##### THE DATA

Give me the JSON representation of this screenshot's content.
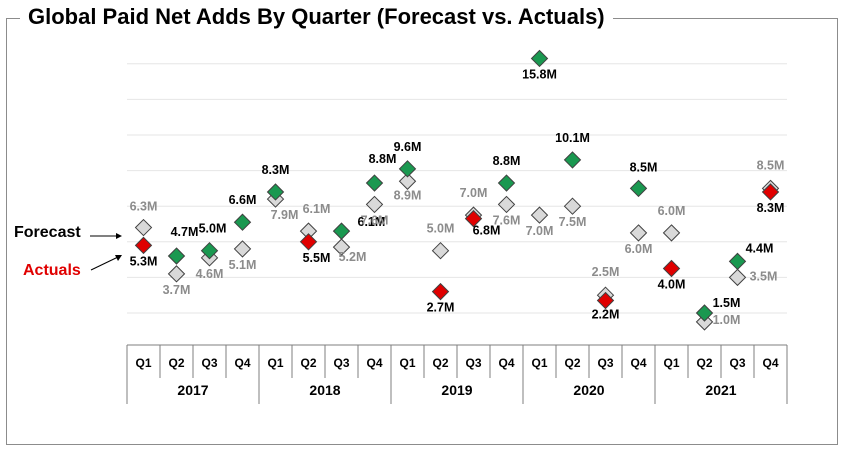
{
  "title": "Global Paid Net Adds By Quarter (Forecast vs. Actuals)",
  "legend": {
    "forecast": "Forecast",
    "actuals": "Actuals"
  },
  "chart_data": {
    "type": "scatter",
    "title": "Global Paid Net Adds By Quarter (Forecast vs. Actuals)",
    "years": [
      "2017",
      "2018",
      "2019",
      "2020",
      "2021"
    ],
    "quarters": [
      "Q1",
      "Q2",
      "Q3",
      "Q4"
    ],
    "categories": [
      "2017 Q1",
      "2017 Q2",
      "2017 Q3",
      "2017 Q4",
      "2018 Q1",
      "2018 Q2",
      "2018 Q3",
      "2018 Q4",
      "2019 Q1",
      "2019 Q2",
      "2019 Q3",
      "2019 Q4",
      "2020 Q1",
      "2020 Q2",
      "2020 Q3",
      "2020 Q4",
      "2021 Q1",
      "2021 Q2",
      "2021 Q3",
      "2021 Q4"
    ],
    "series": [
      {
        "name": "Forecast",
        "values": [
          6.3,
          3.7,
          4.6,
          5.1,
          7.9,
          6.1,
          5.2,
          7.6,
          8.9,
          5.0,
          7.0,
          7.6,
          7.0,
          7.5,
          2.5,
          6.0,
          6.0,
          1.0,
          3.5,
          8.5
        ],
        "labels": [
          "6.3M",
          "3.7M",
          "4.6M",
          "5.1M",
          "7.9M",
          "6.1M",
          "5.2M",
          "7.6M",
          "8.9M",
          "5.0M",
          "7.0M",
          "7.6M",
          "7.0M",
          "7.5M",
          "2.5M",
          "6.0M",
          "6.0M",
          "1.0M",
          "3.5M",
          "8.5M"
        ]
      },
      {
        "name": "Actuals",
        "values": [
          5.3,
          4.7,
          5.0,
          6.6,
          8.3,
          5.5,
          6.1,
          8.8,
          9.6,
          2.7,
          6.8,
          8.8,
          15.8,
          10.1,
          2.2,
          8.5,
          4.0,
          1.5,
          4.4,
          8.3
        ],
        "labels": [
          "5.3M",
          "4.7M",
          "5.0M",
          "6.6M",
          "8.3M",
          "5.5M",
          "6.1M",
          "8.8M",
          "9.6M",
          "2.7M",
          "6.8M",
          "8.8M",
          "15.8M",
          "10.1M",
          "2.2M",
          "8.5M",
          "4.0M",
          "1.5M",
          "4.4M",
          "8.3M"
        ]
      }
    ],
    "ylim": [
      0,
      16
    ],
    "grid": true,
    "colors": {
      "beat": "#1a9850",
      "miss": "#e00000",
      "forecast": "#d9d9d9",
      "forecast_label": "#8c8c8c",
      "actual_label": "#000000",
      "grid": "#e6e6e6"
    }
  }
}
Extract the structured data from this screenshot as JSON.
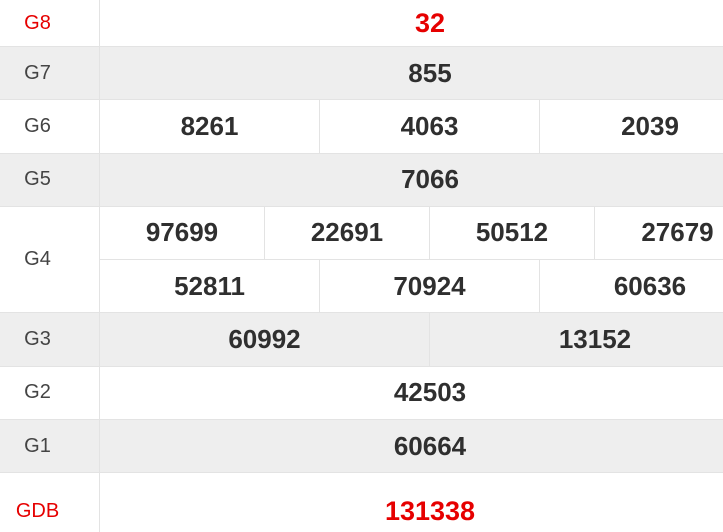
{
  "colors": {
    "accent_red": "#e60000",
    "row_shade": "#eeeeee",
    "border": "#e3e3e3",
    "value_text": "#2f2f2f",
    "label_text": "#444444"
  },
  "table": {
    "rows": [
      {
        "label": "G8",
        "cells": [
          "32"
        ]
      },
      {
        "label": "G7",
        "cells": [
          "855"
        ]
      },
      {
        "label": "G6",
        "cells": [
          "8261",
          "4063",
          "2039"
        ]
      },
      {
        "label": "G5",
        "cells": [
          "7066"
        ]
      },
      {
        "label": "G4",
        "cells_top": [
          "97699",
          "22691",
          "50512",
          "27679"
        ],
        "cells_bottom": [
          "52811",
          "70924",
          "60636"
        ]
      },
      {
        "label": "G3",
        "cells": [
          "60992",
          "13152"
        ]
      },
      {
        "label": "G2",
        "cells": [
          "42503"
        ]
      },
      {
        "label": "G1",
        "cells": [
          "60664"
        ]
      },
      {
        "label": "GDB",
        "cells": [
          "131338"
        ]
      }
    ]
  }
}
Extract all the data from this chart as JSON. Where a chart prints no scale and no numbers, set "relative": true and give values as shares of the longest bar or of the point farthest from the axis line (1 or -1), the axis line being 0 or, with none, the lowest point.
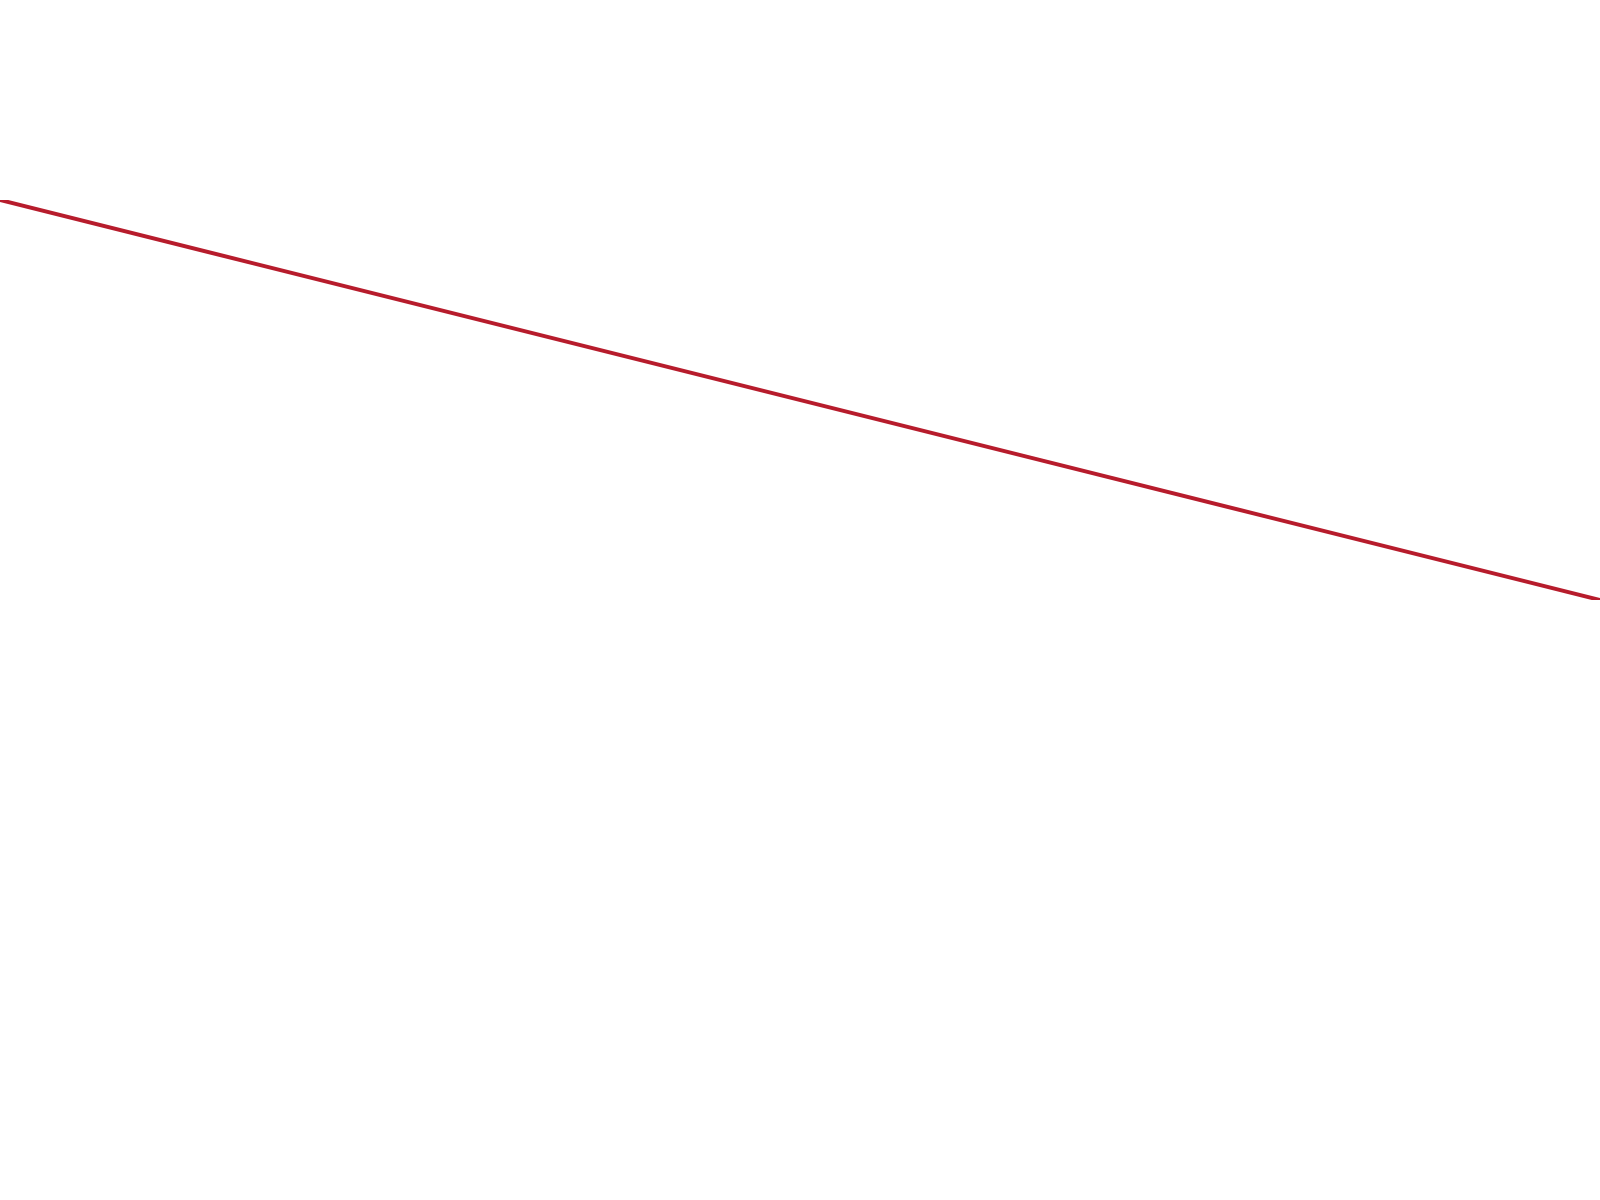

##########

WHAT THE TASK ASKS: Each line that holds the word "from" is to be copied.

EXERCISE ANSWER:
Extract the structured data from this screenshot as JSON.
Extract all the data from this chart as JSON. Where a chart prints no scale and no numbers, set "relative": true and give values as shares of the longest bar or of the point farthest from the axis line (1 or -1), the axis line being 0 or, with none, the lowest point.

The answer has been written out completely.